Reproduce the records below exactly as given.

Provided data -
►
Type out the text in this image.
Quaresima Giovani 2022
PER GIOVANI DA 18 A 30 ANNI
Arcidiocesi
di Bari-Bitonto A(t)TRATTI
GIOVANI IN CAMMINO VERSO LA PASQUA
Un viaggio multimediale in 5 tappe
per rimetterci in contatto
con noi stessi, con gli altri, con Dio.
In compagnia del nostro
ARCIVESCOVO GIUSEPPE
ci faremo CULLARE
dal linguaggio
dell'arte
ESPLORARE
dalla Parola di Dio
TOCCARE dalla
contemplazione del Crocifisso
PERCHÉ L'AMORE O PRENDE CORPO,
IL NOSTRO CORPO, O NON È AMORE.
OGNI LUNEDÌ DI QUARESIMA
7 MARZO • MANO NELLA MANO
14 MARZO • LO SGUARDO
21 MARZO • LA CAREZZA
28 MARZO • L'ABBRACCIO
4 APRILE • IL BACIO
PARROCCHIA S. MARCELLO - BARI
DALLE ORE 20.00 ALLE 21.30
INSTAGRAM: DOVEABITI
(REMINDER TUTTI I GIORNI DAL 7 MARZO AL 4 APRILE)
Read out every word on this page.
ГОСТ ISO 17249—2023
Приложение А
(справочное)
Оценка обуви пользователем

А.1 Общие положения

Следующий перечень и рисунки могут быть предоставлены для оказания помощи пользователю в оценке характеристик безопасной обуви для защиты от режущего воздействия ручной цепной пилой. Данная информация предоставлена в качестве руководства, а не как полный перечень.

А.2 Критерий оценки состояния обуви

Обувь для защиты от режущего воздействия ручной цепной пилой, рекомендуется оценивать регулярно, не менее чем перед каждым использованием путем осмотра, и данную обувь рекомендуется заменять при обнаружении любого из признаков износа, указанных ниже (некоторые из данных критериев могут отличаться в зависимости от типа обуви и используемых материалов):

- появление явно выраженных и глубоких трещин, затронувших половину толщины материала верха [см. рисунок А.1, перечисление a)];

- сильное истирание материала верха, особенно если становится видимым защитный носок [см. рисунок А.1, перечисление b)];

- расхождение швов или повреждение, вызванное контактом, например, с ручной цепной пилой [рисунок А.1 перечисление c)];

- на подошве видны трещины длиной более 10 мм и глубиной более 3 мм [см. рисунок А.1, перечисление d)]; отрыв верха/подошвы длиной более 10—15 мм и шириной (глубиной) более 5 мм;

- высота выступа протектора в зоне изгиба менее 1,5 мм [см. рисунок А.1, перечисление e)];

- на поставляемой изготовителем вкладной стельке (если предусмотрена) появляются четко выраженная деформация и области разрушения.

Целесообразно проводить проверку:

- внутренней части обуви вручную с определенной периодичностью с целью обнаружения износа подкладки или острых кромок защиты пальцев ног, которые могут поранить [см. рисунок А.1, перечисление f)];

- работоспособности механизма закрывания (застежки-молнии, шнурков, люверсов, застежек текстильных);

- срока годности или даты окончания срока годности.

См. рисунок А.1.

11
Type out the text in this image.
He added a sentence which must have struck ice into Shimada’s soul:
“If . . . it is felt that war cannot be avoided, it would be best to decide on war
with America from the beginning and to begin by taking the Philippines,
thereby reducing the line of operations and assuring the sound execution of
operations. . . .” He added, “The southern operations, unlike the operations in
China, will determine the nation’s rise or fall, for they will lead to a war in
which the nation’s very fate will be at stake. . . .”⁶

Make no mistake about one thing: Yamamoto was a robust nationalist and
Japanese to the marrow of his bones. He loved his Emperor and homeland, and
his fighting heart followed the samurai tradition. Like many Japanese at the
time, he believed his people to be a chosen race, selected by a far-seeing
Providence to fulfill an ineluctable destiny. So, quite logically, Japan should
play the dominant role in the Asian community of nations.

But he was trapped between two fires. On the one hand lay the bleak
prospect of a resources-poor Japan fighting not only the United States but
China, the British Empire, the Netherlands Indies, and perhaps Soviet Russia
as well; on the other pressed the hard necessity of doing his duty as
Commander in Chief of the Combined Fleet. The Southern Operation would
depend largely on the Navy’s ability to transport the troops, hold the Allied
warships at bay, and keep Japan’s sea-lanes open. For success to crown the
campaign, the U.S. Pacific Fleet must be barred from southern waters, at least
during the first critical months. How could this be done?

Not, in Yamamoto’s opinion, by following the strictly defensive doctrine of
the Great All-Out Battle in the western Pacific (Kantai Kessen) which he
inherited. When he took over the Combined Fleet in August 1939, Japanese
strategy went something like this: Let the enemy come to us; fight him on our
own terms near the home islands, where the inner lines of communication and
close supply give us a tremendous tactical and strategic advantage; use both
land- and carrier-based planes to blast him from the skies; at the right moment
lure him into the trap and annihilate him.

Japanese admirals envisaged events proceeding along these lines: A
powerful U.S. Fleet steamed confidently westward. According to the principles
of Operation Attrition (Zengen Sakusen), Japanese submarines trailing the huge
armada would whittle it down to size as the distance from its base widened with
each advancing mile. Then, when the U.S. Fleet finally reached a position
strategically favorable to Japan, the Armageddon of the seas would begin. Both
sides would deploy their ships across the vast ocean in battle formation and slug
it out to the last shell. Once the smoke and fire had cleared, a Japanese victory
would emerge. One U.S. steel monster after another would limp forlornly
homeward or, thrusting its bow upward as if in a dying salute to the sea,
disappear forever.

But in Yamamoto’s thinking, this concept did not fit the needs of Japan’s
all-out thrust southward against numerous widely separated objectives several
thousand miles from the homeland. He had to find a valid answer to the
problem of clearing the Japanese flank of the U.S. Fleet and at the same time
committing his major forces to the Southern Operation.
◄
Response to the exercise -
Type out the text in this image.
Quaresima Giovani 2022
PER GIOVANI DA 18 A 30 ANNI
Arcidiocesi
di Bari-Bitonto A(t)TRATTI
GIOVANI IN CAMMINO VERSO LA PASQUA
Un viaggio multimediale in 5 tappe
per rimetterci in contatto
con noi stessi, con gli altri, con Dio.
In compagnia del nostro
ARCIVESCOVO GIUSEPPE
ci faremo CULLARE
dal linguaggio
dell'arte
ESPLORARE
dalla Parola di Dio
TOCCARE dalla
contemplazione del Crocifisso
PERCHÉ L'AMORE O PRENDE CORPO,
IL NOSTRO CORPO, O NON È AMORE.
OGNI LUNEDÌ DI QUARESIMA
7 MARZO • MANO NELLA MANO
14 MARZO • LO SGUARDO
21 MARZO • LA CAREZZA
28 MARZO • L'ABBRACCIO
4 APRILE • IL BACIO
PARROCCHIA S. MARCELLO - BARI
DALLE ORE 20.00 ALLE 21.30
INSTAGRAM: DOVEABITI
(REMINDER TUTTI I GIORNI DAL 7 MARZO AL 4 APRILE)
Read out every word on this page.
ГОСТ ISO 17249—2023
Приложение А
(справочное)
Оценка обуви пользователем

А.1 Общие положения

Следующий перечень и рисунки могут быть предоставлены для оказания помощи пользователю в оценке характеристик безопасной обуви для защиты от режущего воздействия ручной цепной пилой. Данная информация предоставлена в качестве руководства, а не как полный перечень.

А.2 Критерий оценки состояния обуви

Обувь для защиты от режущего воздействия ручной цепной пилой, рекомендуется оценивать регулярно, не менее чем перед каждым использованием путем осмотра, и данную обувь рекомендуется заменять при обнаружении любого из признаков износа, указанных ниже (некоторые из данных критериев могут отличаться в зависимости от типа обуви и используемых материалов):

- появление явно выраженных и глубоких трещин, затронувших половину толщины материала верха [см. рисунок А.1, перечисление a)];

- сильное истирание материала верха, особенно если становится видимым защитный носок [см. рисунок А.1, перечисление b)];

- расхождение швов или повреждение, вызванное контактом, например, с ручной цепной пилой [рисунок А.1 перечисление c)];

- на подошве видны трещины длиной более 10 мм и глубиной более 3 мм [см. рисунок А.1, перечисление d)]; отрыв верха/подошвы длиной более 10—15 мм и шириной (глубиной) более 5 мм;

- высота выступа протектора в зоне изгиба менее 1,5 мм [см. рисунок А.1, перечисление e)];

- на поставляемой изготовителем вкладной стельке (если предусмотрена) появляются четко выраженная деформация и области разрушения.

Целесообразно проводить проверку:

- внутренней части обуви вручную с определенной периодичностью с целью обнаружения износа подкладки или острых кромок защиты пальцев ног, которые могут поранить [см. рисунок А.1, перечисление f)];

- работоспособности механизма закрывания (застежки-молнии, шнурков, люверсов, застежек текстильных);

- срока годности или даты окончания срока годности.

См. рисунок А.1.

11
Type out the text in this image.
He added a sentence which must have struck ice into Shimada’s soul:
“If . . . it is felt that war cannot be avoided, it would be best to decide on war
with America from the beginning and to begin by taking the Philippines,
thereby reducing the line of operations and assuring the sound execution of
operations. . . .” He added, “The southern operations, unlike the operations in
China, will determine the nation’s rise or fall, for they will lead to a war in
which the nation’s very fate will be at stake. . . .”⁶

Make no mistake about one thing: Yamamoto was a robust nationalist and
Japanese to the marrow of his bones. He loved his Emperor and homeland, and
his fighting heart followed the samurai tradition. Like many Japanese at the
time, he believed his people to be a chosen race, selected by a far-seeing
Providence to fulfill an ineluctable destiny. So, quite logically, Japan should
play the dominant role in the Asian community of nations.

But he was trapped between two fires. On the one hand lay the bleak
prospect of a resources-poor Japan fighting not only the United States but
China, the British Empire, the Netherlands Indies, and perhaps Soviet Russia
as well; on the other pressed the hard necessity of doing his duty as
Commander in Chief of the Combined Fleet. The Southern Operation would
depend largely on the Navy’s ability to transport the troops, hold the Allied
warships at bay, and keep Japan’s sea-lanes open. For success to crown the
campaign, the U.S. Pacific Fleet must be barred from southern waters, at least
during the first critical months. How could this be done?

Not, in Yamamoto’s opinion, by following the strictly defensive doctrine of
the Great All-Out Battle in the western Pacific (Kantai Kessen) which he
inherited. When he took over the Combined Fleet in August 1939, Japanese
strategy went something like this: Let the enemy come to us; fight him on our
own terms near the home islands, where the inner lines of communication and
close supply give us a tremendous tactical and strategic advantage; use both
land- and carrier-based planes to blast him from the skies; at the right moment
lure him into the trap and annihilate him.

Japanese admirals envisaged events proceeding along these lines: A
powerful U.S. Fleet steamed confidently westward. According to the principles
of Operation Attrition (Zengen Sakusen), Japanese submarines trailing the huge
armada would whittle it down to size as the distance from its base widened with
each advancing mile. Then, when the U.S. Fleet finally reached a position
strategically favorable to Japan, the Armageddon of the seas would begin. Both
sides would deploy their ships across the vast ocean in battle formation and slug
it out to the last shell. Once the smoke and fire had cleared, a Japanese victory
would emerge. One U.S. steel monster after another would limp forlornly
homeward or, thrusting its bow upward as if in a dying salute to the sea,
disappear forever.

But in Yamamoto’s thinking, this concept did not fit the needs of Japan’s
all-out thrust southward against numerous widely separated objectives several
thousand miles from the homeland. He had to find a valid answer to the
problem of clearing the Japanese flank of the U.S. Fleet and at the same time
committing his major forces to the Southern Operation.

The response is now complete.